(Figure data in JSON)
%%

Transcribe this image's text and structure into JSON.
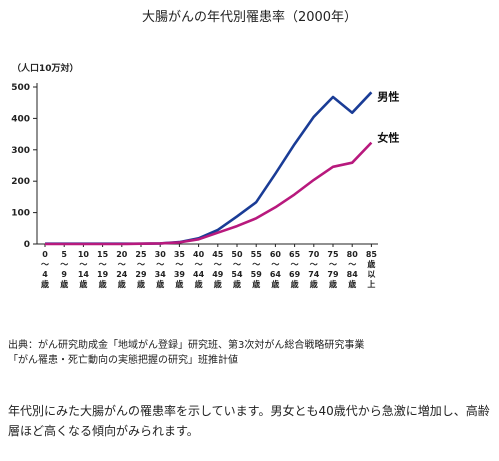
{
  "title": "大腸がんの年代別罹患率（2000年）",
  "source_lines": [
    "出典：がん研究助成金「地域がん登録」研究班、第3次対がん総合戦略研究事業",
    "「がん罹患・死亡動向の実態把握の研究」班推計値"
  ],
  "description": "年代別にみた大腸がんの罹患率を示しています。男女とも40歳代から急激に増加し、高齢層ほど高くなる傾向がみられます。",
  "colors": {
    "male": "#1a3c96",
    "female": "#b8197d",
    "axis": "#222222"
  },
  "chart_data": {
    "type": "line",
    "title": "大腸がんの年代別罹患率（2000年）",
    "ylabel": "（人口10万対）",
    "ylim": [
      0,
      500
    ],
    "yticks": [
      0,
      100,
      200,
      300,
      400,
      500
    ],
    "grid": false,
    "categories": [
      [
        "0",
        "〜",
        "4",
        "歳"
      ],
      [
        "5",
        "〜",
        "9",
        "歳"
      ],
      [
        "10",
        "〜",
        "14",
        "歳"
      ],
      [
        "15",
        "〜",
        "19",
        "歳"
      ],
      [
        "20",
        "〜",
        "24",
        "歳"
      ],
      [
        "25",
        "〜",
        "29",
        "歳"
      ],
      [
        "30",
        "〜",
        "34",
        "歳"
      ],
      [
        "35",
        "〜",
        "39",
        "歳"
      ],
      [
        "40",
        "〜",
        "44",
        "歳"
      ],
      [
        "45",
        "〜",
        "49",
        "歳"
      ],
      [
        "50",
        "〜",
        "54",
        "歳"
      ],
      [
        "55",
        "〜",
        "59",
        "歳"
      ],
      [
        "60",
        "〜",
        "64",
        "歳"
      ],
      [
        "65",
        "〜",
        "69",
        "歳"
      ],
      [
        "70",
        "〜",
        "74",
        "歳"
      ],
      [
        "75",
        "〜",
        "79",
        "歳"
      ],
      [
        "80",
        "〜",
        "84",
        "歳"
      ],
      [
        "85",
        "歳",
        "以",
        "上"
      ]
    ],
    "series": [
      {
        "name": "男性",
        "color": "#1a3c96",
        "values": [
          1,
          1,
          1,
          1,
          1,
          1,
          2,
          6,
          18,
          45,
          88,
          133,
          224,
          318,
          405,
          468,
          418,
          483
        ]
      },
      {
        "name": "女性",
        "color": "#b8197d",
        "values": [
          0,
          0,
          0,
          0,
          0,
          1,
          2,
          5,
          15,
          36,
          57,
          82,
          117,
          158,
          204,
          246,
          259,
          323
        ]
      }
    ]
  }
}
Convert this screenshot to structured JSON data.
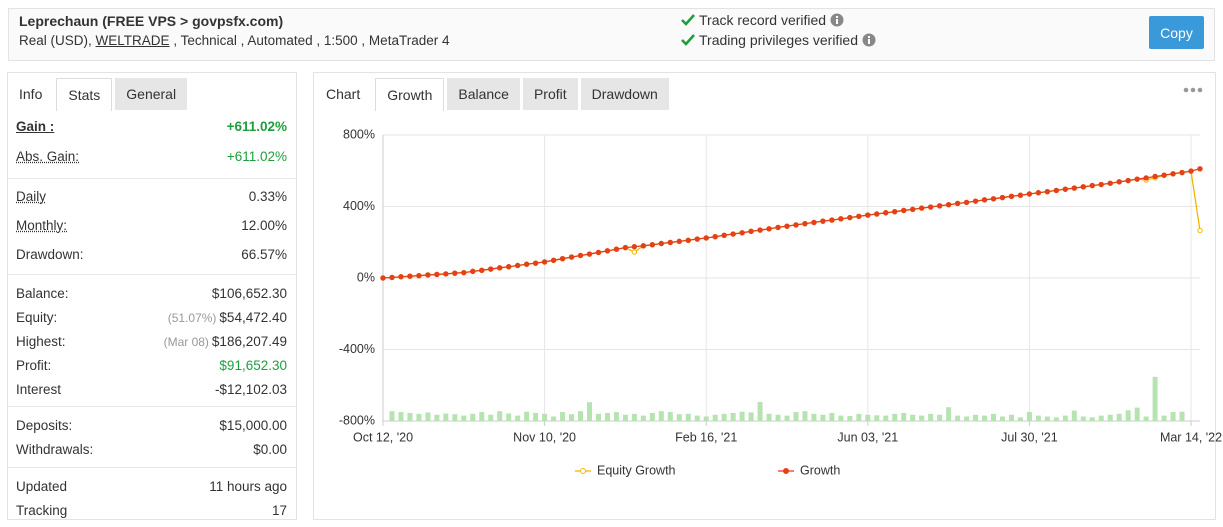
{
  "header": {
    "title": "Leprechaun (FREE VPS > govpsfx.com)",
    "account": "Real (USD),",
    "broker": "WELTRADE",
    "details": ", Technical , Automated , 1:500 , MetaTrader 4",
    "verified": [
      "Track record verified",
      "Trading privileges verified"
    ],
    "button": "Copy"
  },
  "stats_panel": {
    "tabs": [
      "Info",
      "Stats",
      "General"
    ],
    "active": 1,
    "groups": [
      {
        "rows": [
          {
            "label": "Gain :",
            "value": "+611.02%",
            "color": "#1e9e3e",
            "bold": true,
            "underline": true
          },
          {
            "label": "Abs. Gain:",
            "value": "+611.02%",
            "color": "#1e9e3e",
            "underline": true
          }
        ]
      },
      {
        "rows": [
          {
            "label": "Daily",
            "value": "0.33%",
            "underline": true
          },
          {
            "label": "Monthly:",
            "value": "12.00%",
            "underline": true
          },
          {
            "label": "Drawdown:",
            "value": "66.57%"
          }
        ]
      },
      {
        "rows": [
          {
            "label": "Balance:",
            "value": "$106,652.30"
          },
          {
            "label": "Equity:",
            "note": "(51.07%)",
            "value": "$54,472.40"
          },
          {
            "label": "Highest:",
            "note": "(Mar 08)",
            "value": "$186,207.49"
          },
          {
            "label": "Profit:",
            "value": "$91,652.30",
            "color": "#1e9e3e"
          },
          {
            "label": "Interest",
            "value": "-$12,102.03"
          }
        ]
      },
      {
        "rows": [
          {
            "label": "Deposits:",
            "value": "$15,000.00"
          },
          {
            "label": "Withdrawals:",
            "value": "$0.00"
          }
        ]
      },
      {
        "rows": [
          {
            "label": "Updated",
            "value": "11 hours ago"
          },
          {
            "label": "Tracking",
            "value": "17"
          }
        ]
      }
    ]
  },
  "chart_panel": {
    "heading": "Chart",
    "tabs": [
      "Growth",
      "Balance",
      "Profit",
      "Drawdown"
    ],
    "active": 0
  },
  "chart_data": {
    "type": "line",
    "categories": [
      "Oct 12, '20",
      null,
      null,
      null,
      null,
      null,
      null,
      null,
      null,
      null,
      null,
      null,
      null,
      null,
      null,
      null,
      null,
      null,
      "Nov 10, '20",
      null,
      null,
      null,
      null,
      null,
      null,
      null,
      null,
      null,
      null,
      null,
      null,
      null,
      null,
      null,
      null,
      null,
      "Feb 16, '21",
      null,
      null,
      null,
      null,
      null,
      null,
      null,
      null,
      null,
      null,
      null,
      null,
      null,
      null,
      null,
      null,
      null,
      "Jun 03, '21",
      null,
      null,
      null,
      null,
      null,
      null,
      null,
      null,
      null,
      null,
      null,
      null,
      null,
      null,
      null,
      null,
      null,
      "Jul 30, '21",
      null,
      null,
      null,
      null,
      null,
      null,
      null,
      null,
      null,
      null,
      null,
      null,
      null,
      null,
      null,
      null,
      null,
      "Mar 14, '22",
      null
    ],
    "series": [
      {
        "name": "Equity Growth",
        "color": "#f2b705",
        "values": [
          0,
          3,
          7,
          10,
          13,
          17,
          20,
          23,
          27,
          30,
          37,
          43,
          50,
          57,
          63,
          70,
          77,
          83,
          90,
          99,
          108,
          117,
          126,
          134,
          143,
          152,
          161,
          170,
          145,
          180,
          186,
          193,
          199,
          205,
          211,
          218,
          224,
          231,
          239,
          246,
          253,
          261,
          268,
          275,
          283,
          290,
          297,
          304,
          311,
          318,
          324,
          331,
          338,
          345,
          352,
          358,
          365,
          371,
          378,
          384,
          391,
          397,
          404,
          410,
          417,
          423,
          430,
          437,
          443,
          450,
          457,
          463,
          470,
          477,
          483,
          490,
          497,
          503,
          510,
          517,
          523,
          530,
          538,
          545,
          553,
          548,
          560,
          575,
          583,
          590,
          598,
          265
        ]
      },
      {
        "name": "Growth",
        "color": "#e4401a",
        "values": [
          0,
          3,
          7,
          10,
          13,
          17,
          20,
          23,
          27,
          30,
          37,
          43,
          50,
          57,
          63,
          70,
          77,
          83,
          90,
          99,
          108,
          117,
          126,
          134,
          143,
          152,
          161,
          170,
          175,
          180,
          186,
          193,
          199,
          205,
          211,
          218,
          224,
          231,
          239,
          246,
          253,
          261,
          268,
          275,
          283,
          290,
          297,
          304,
          311,
          318,
          324,
          331,
          338,
          345,
          352,
          358,
          365,
          371,
          378,
          384,
          391,
          397,
          404,
          410,
          417,
          423,
          430,
          437,
          443,
          450,
          457,
          463,
          470,
          477,
          483,
          490,
          497,
          503,
          510,
          517,
          523,
          530,
          538,
          545,
          553,
          560,
          568,
          575,
          583,
          590,
          598,
          611
        ]
      }
    ],
    "bars": {
      "color": "#b7e2b1",
      "values": [
        -800,
        -745,
        -750,
        -755,
        -760,
        -752,
        -765,
        -758,
        -762,
        -770,
        -760,
        -750,
        -765,
        -745,
        -758,
        -770,
        -748,
        -755,
        -760,
        -775,
        -750,
        -762,
        -745,
        -695,
        -760,
        -755,
        -750,
        -765,
        -760,
        -770,
        -755,
        -745,
        -750,
        -762,
        -760,
        -770,
        -775,
        -765,
        -760,
        -755,
        -748,
        -752,
        -693,
        -760,
        -765,
        -770,
        -750,
        -745,
        -760,
        -765,
        -755,
        -770,
        -772,
        -760,
        -765,
        -768,
        -770,
        -760,
        -755,
        -765,
        -770,
        -760,
        -765,
        -723,
        -770,
        -775,
        -765,
        -770,
        -760,
        -775,
        -765,
        -780,
        -750,
        -770,
        -775,
        -780,
        -770,
        -742,
        -775,
        -780,
        -770,
        -765,
        -760,
        -740,
        -725,
        -775,
        -553,
        -770,
        -750,
        -748,
        -800,
        -800
      ]
    },
    "ylim": [
      -800,
      800
    ],
    "yticks": [
      {
        "value": -800,
        "label": "-800%"
      },
      {
        "value": -400,
        "label": "-400%"
      },
      {
        "value": 0,
        "label": "0%"
      },
      {
        "value": 400,
        "label": "400%"
      },
      {
        "value": 800,
        "label": "800%"
      }
    ],
    "grid": true
  }
}
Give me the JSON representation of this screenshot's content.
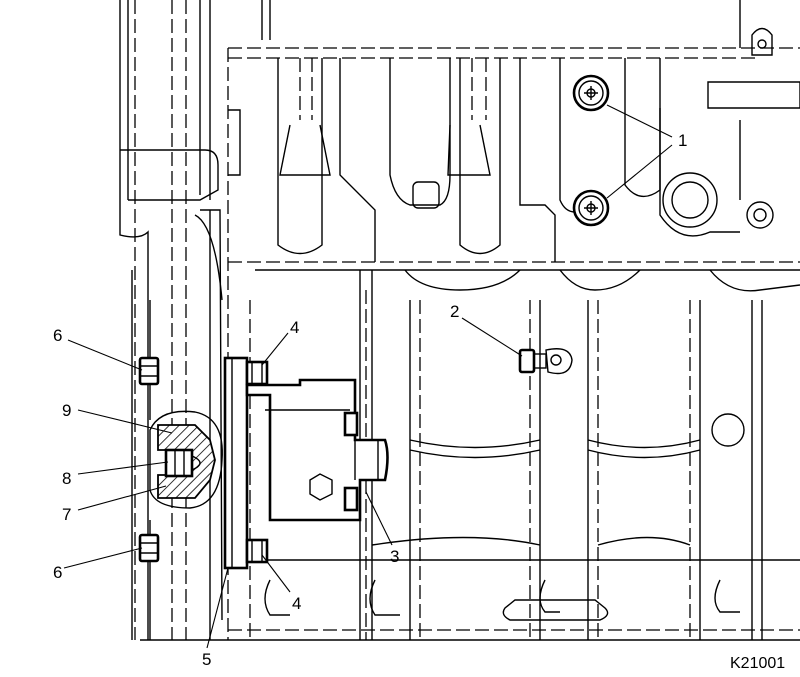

%%

Work required
Gather all lines of the records that include the word "大腸がんの年代別罹患率".

Final result
  "title": "大腸がんの年代別罹患率（2000年）",
    "title": "大腸がんの年代別罹患率（2000年）",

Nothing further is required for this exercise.